* **What you need to do**
Filter the records below down to lines containing "from".

Saved data entries:
=-=-=
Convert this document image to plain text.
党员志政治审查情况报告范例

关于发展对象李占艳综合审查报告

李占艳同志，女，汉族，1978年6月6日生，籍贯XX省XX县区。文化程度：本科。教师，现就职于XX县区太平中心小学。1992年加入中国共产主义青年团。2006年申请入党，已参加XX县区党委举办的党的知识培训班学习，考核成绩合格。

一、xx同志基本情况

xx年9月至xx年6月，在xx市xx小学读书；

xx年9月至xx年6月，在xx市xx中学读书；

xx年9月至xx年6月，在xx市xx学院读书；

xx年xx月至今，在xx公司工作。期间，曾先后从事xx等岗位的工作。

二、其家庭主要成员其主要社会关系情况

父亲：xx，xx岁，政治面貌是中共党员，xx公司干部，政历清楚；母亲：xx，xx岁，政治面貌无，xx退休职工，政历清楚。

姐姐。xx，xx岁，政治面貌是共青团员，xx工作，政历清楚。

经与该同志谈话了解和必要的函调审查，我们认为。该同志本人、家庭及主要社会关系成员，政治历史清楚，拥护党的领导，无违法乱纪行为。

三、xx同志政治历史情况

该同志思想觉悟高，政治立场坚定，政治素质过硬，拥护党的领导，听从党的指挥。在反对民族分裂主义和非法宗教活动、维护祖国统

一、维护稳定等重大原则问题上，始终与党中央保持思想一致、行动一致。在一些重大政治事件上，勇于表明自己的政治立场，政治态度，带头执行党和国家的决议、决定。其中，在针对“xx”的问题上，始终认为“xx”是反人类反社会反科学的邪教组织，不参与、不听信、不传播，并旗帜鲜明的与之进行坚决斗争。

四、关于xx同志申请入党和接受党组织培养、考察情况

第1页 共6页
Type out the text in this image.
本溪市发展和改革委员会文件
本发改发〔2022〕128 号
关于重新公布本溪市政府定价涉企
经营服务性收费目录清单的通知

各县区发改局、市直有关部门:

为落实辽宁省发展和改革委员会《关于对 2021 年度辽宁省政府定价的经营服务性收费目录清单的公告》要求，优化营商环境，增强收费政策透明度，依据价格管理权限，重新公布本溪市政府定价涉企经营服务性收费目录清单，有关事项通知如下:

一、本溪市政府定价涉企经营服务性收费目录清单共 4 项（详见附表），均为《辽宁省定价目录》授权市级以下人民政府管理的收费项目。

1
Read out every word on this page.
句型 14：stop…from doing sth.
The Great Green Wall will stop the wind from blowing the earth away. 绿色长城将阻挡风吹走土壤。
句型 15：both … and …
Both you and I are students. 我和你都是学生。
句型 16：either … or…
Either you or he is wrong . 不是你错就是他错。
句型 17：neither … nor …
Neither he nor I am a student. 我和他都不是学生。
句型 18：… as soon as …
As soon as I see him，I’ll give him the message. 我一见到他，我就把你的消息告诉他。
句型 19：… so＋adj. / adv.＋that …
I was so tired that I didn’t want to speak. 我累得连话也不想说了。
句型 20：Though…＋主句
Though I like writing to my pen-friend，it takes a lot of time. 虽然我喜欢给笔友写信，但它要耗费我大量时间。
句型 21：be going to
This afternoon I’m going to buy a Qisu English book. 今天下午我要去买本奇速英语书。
=-=-=
* **Final answer**
句型 14：stop…from doing sth.
The Great Green Wall will stop the wind from blowing the earth away. 绿色长城将阻挡风吹走土壤。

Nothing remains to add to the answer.